- Exercise brief -
Identify each line holding the string "this" and copy it.

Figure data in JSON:
******************************

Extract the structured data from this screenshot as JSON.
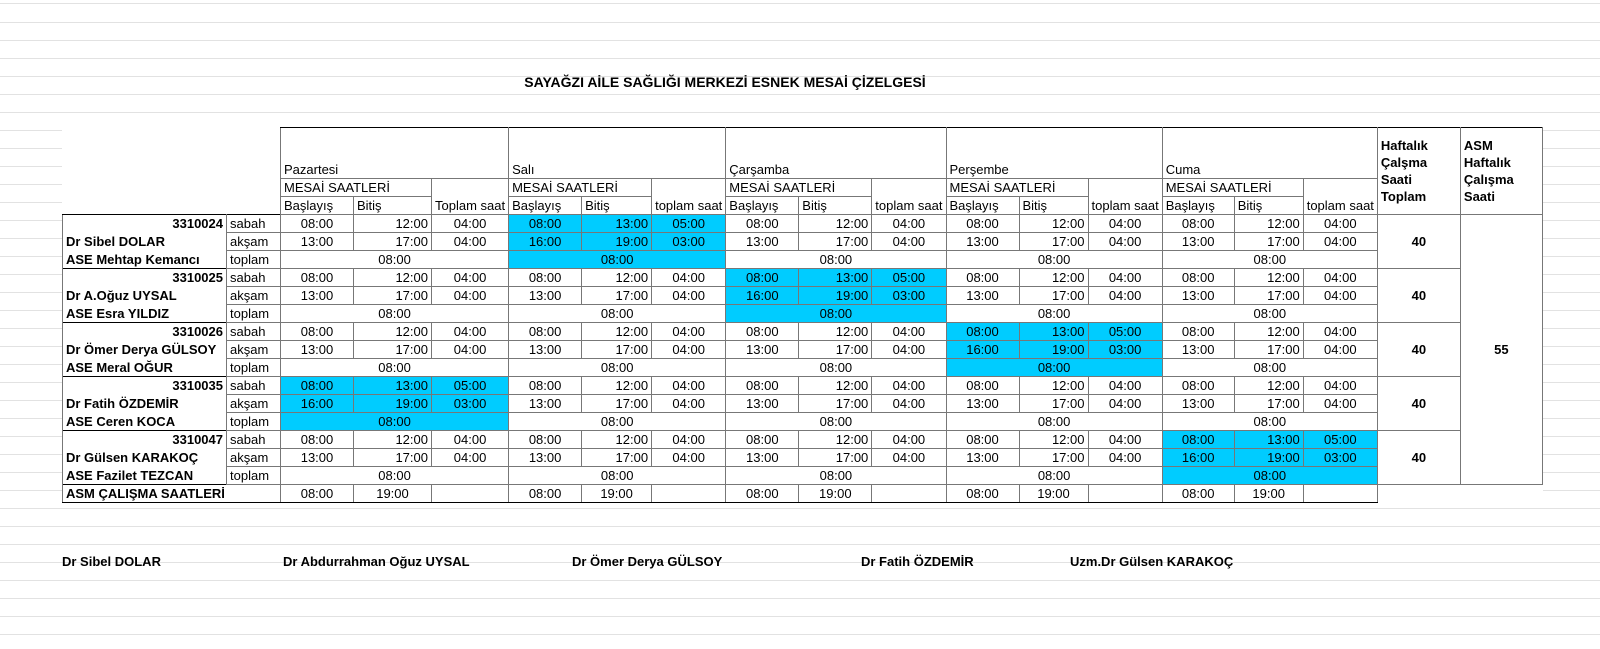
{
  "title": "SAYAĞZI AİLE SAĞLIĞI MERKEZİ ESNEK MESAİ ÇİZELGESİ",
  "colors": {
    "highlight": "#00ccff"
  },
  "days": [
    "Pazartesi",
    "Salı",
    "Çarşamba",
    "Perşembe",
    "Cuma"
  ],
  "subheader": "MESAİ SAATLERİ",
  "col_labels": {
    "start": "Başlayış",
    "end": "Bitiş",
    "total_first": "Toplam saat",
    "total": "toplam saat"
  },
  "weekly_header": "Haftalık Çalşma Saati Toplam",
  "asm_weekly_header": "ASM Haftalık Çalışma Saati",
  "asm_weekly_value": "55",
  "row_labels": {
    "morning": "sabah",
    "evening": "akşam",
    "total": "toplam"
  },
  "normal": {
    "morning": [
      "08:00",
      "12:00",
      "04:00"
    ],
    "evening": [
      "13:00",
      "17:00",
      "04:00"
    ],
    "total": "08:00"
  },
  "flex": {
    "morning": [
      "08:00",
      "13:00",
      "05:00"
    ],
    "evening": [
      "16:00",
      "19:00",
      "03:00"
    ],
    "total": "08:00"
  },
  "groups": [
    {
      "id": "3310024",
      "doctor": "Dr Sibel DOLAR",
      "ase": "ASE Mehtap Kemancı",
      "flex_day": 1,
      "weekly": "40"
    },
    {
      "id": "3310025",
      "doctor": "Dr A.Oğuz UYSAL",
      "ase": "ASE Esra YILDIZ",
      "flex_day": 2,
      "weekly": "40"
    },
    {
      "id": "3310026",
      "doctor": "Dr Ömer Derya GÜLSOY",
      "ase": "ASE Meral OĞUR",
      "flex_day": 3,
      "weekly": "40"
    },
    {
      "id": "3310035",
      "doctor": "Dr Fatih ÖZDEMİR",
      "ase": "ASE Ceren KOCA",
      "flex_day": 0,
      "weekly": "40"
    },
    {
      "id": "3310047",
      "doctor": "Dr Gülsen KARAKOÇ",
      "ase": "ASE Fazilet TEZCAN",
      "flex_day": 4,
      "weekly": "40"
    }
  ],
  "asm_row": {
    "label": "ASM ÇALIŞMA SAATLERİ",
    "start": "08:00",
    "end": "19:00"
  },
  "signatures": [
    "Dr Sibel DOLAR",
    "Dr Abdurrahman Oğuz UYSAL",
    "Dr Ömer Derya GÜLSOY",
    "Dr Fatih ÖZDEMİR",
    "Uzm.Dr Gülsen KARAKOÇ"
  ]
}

******************************

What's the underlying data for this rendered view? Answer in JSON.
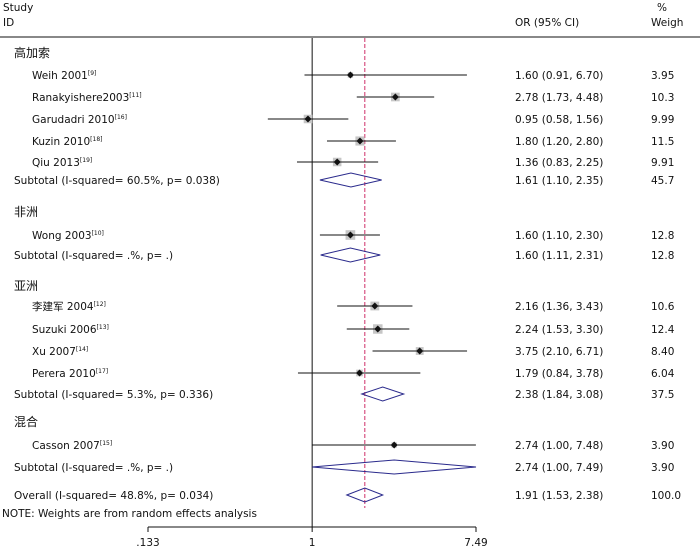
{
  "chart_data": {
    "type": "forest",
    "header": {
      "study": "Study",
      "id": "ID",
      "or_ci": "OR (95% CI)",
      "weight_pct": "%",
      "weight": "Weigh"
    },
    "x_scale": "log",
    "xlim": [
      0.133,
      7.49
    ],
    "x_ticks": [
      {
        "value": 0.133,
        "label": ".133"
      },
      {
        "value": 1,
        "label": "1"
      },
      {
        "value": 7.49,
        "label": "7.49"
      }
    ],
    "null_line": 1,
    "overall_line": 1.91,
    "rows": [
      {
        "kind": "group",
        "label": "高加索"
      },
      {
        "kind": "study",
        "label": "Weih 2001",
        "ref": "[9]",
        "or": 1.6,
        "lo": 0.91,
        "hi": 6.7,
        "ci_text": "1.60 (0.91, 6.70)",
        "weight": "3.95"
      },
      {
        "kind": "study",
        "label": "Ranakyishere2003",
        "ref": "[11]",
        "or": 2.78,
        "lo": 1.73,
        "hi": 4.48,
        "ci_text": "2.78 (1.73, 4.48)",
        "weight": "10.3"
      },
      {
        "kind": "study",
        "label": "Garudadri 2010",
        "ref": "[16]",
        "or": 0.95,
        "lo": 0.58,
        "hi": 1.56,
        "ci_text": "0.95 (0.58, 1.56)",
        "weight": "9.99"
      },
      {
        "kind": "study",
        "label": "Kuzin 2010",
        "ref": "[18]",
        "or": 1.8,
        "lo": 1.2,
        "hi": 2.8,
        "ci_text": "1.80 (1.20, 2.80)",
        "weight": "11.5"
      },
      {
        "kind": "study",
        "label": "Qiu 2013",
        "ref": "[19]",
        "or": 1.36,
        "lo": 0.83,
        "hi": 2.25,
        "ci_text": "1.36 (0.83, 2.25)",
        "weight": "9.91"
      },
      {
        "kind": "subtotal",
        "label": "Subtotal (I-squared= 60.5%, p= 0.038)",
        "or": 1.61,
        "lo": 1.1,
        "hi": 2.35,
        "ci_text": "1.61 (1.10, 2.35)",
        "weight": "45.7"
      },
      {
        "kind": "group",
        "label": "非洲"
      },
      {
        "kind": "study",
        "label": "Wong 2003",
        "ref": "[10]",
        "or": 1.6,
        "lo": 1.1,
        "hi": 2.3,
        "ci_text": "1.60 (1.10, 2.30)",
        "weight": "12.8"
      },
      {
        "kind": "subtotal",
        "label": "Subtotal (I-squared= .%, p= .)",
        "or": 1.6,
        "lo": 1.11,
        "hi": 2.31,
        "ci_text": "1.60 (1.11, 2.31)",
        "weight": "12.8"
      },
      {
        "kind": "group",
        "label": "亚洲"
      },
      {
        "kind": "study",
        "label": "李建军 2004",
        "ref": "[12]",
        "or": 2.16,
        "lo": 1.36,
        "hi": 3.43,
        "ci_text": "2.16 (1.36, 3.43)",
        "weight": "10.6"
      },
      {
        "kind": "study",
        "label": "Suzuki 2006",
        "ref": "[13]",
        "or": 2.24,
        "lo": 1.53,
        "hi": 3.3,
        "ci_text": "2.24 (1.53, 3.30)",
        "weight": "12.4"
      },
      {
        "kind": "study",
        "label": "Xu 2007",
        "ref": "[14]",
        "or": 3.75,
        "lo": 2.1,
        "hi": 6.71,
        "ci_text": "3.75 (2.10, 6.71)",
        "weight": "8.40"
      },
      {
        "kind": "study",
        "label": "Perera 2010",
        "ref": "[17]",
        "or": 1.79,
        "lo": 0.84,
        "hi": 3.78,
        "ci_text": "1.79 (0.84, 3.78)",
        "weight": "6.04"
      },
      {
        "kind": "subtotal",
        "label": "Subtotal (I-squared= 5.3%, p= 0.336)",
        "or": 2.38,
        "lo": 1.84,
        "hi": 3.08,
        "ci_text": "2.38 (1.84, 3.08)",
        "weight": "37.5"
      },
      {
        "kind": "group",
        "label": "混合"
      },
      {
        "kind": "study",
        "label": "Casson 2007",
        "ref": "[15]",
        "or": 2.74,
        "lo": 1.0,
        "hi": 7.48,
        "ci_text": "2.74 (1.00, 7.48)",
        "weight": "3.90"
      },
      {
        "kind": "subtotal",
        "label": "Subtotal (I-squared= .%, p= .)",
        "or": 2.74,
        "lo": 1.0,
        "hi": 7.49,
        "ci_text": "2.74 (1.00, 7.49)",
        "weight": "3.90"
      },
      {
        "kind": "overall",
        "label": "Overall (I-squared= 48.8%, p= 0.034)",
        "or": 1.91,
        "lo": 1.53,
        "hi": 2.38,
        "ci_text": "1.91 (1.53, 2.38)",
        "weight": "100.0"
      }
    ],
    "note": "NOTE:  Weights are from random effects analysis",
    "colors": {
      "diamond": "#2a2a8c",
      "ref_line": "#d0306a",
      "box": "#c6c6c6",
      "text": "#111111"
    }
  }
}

******************************

- Expected output -
Extract the structured data from this screenshot as JSON.
What's the underlying data for this rendered view? Answer in JSON.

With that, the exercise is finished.